§ What is needed
Will you write out all the entries below exactly?

§ Input material

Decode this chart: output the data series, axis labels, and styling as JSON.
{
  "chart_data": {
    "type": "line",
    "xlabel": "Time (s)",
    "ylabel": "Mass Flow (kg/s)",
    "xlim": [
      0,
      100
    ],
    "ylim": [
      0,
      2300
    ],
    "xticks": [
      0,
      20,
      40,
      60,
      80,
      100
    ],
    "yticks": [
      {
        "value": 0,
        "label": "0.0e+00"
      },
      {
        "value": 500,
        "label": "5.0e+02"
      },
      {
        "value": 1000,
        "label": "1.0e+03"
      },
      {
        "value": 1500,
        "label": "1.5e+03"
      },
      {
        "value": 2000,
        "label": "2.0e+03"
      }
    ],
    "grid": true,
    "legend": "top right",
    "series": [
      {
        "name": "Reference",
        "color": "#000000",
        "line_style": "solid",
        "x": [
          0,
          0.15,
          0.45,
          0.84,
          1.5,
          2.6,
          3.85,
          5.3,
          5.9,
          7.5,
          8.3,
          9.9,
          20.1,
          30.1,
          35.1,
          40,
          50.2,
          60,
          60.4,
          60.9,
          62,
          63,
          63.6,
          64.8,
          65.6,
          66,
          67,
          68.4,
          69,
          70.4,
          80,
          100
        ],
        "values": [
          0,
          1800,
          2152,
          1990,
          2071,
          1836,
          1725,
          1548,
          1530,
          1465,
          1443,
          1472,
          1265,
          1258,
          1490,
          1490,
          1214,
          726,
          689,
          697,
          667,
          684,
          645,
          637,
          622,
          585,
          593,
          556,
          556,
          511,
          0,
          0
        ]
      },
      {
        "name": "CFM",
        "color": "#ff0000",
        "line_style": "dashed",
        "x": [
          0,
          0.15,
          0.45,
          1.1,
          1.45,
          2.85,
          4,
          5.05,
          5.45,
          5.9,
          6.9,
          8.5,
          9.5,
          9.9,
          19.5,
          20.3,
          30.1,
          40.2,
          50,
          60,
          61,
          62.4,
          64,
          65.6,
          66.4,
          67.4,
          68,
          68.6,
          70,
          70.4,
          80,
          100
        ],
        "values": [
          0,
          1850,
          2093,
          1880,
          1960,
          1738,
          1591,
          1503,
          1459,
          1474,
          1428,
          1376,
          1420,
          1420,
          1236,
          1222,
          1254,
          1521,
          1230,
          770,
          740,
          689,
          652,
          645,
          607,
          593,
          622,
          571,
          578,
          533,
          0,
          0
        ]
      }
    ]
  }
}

§ Full response
Decode this chart: output the data series, axis labels, and styling as JSON.
{
  "chart_data": {
    "type": "line",
    "xlabel": "Time (s)",
    "ylabel": "Mass Flow (kg/s)",
    "xlim": [
      0,
      100
    ],
    "ylim": [
      0,
      2300
    ],
    "xticks": [
      0,
      20,
      40,
      60,
      80,
      100
    ],
    "yticks": [
      {
        "value": 0,
        "label": "0.0e+00"
      },
      {
        "value": 500,
        "label": "5.0e+02"
      },
      {
        "value": 1000,
        "label": "1.0e+03"
      },
      {
        "value": 1500,
        "label": "1.5e+03"
      },
      {
        "value": 2000,
        "label": "2.0e+03"
      }
    ],
    "grid": true,
    "legend": "top right",
    "series": [
      {
        "name": "Reference",
        "color": "#000000",
        "line_style": "solid",
        "x": [
          0,
          0.15,
          0.45,
          0.84,
          1.5,
          2.6,
          3.85,
          5.3,
          5.9,
          7.5,
          8.3,
          9.9,
          20.1,
          30.1,
          35.1,
          40,
          50.2,
          60,
          60.4,
          60.9,
          62,
          63,
          63.6,
          64.8,
          65.6,
          66,
          67,
          68.4,
          69,
          70.4,
          80,
          100
        ],
        "values": [
          0,
          1800,
          2152,
          1990,
          2071,
          1836,
          1725,
          1548,
          1530,
          1465,
          1443,
          1472,
          1265,
          1258,
          1490,
          1490,
          1214,
          726,
          689,
          697,
          667,
          684,
          645,
          637,
          622,
          585,
          593,
          556,
          556,
          511,
          0,
          0
        ]
      },
      {
        "name": "CFM",
        "color": "#ff0000",
        "line_style": "dashed",
        "x": [
          0,
          0.15,
          0.45,
          1.1,
          1.45,
          2.85,
          4,
          5.05,
          5.45,
          5.9,
          6.9,
          8.5,
          9.5,
          9.9,
          19.5,
          20.3,
          30.1,
          40.2,
          50,
          60,
          61,
          62.4,
          64,
          65.6,
          66.4,
          67.4,
          68,
          68.6,
          70,
          70.4,
          80,
          100
        ],
        "values": [
          0,
          1850,
          2093,
          1880,
          1960,
          1738,
          1591,
          1503,
          1459,
          1474,
          1428,
          1376,
          1420,
          1420,
          1236,
          1222,
          1254,
          1521,
          1230,
          770,
          740,
          689,
          652,
          645,
          607,
          593,
          622,
          571,
          578,
          533,
          0,
          0
        ]
      }
    ]
  }
}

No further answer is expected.